#### TASK GOAL:
Pick out the lines below that contain the string "从点滴做起" and copy them all.

--- Begin ---

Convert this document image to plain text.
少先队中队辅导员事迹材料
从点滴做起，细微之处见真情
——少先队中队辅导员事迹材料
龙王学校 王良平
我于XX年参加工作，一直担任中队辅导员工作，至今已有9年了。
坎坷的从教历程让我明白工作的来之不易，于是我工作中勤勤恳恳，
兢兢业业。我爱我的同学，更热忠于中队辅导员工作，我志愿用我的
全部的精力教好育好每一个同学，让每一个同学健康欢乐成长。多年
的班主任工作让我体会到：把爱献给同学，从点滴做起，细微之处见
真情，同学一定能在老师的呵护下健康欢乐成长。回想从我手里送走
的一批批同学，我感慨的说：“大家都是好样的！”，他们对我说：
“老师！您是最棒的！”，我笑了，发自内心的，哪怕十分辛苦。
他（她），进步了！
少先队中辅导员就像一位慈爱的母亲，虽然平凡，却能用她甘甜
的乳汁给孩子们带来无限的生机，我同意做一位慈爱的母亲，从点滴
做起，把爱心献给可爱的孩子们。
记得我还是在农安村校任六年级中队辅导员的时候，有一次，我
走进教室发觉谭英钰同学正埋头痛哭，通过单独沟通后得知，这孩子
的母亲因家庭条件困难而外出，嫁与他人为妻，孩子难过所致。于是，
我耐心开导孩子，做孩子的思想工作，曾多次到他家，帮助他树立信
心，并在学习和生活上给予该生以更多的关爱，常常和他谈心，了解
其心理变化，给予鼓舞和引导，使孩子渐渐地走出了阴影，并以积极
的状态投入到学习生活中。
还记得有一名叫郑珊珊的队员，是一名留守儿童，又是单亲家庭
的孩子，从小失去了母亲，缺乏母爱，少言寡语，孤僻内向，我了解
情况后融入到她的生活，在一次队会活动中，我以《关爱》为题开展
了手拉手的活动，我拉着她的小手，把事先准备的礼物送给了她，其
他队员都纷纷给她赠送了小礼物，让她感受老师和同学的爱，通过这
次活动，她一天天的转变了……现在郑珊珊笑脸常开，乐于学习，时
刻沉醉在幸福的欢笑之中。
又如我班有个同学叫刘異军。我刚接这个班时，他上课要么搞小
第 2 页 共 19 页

--- End ---

#### OUTPUT OF THE TASK:
从点滴做起，细微之处见真情
的班主任工作让我体会到：把爱献给同学，从点滴做起，细微之处见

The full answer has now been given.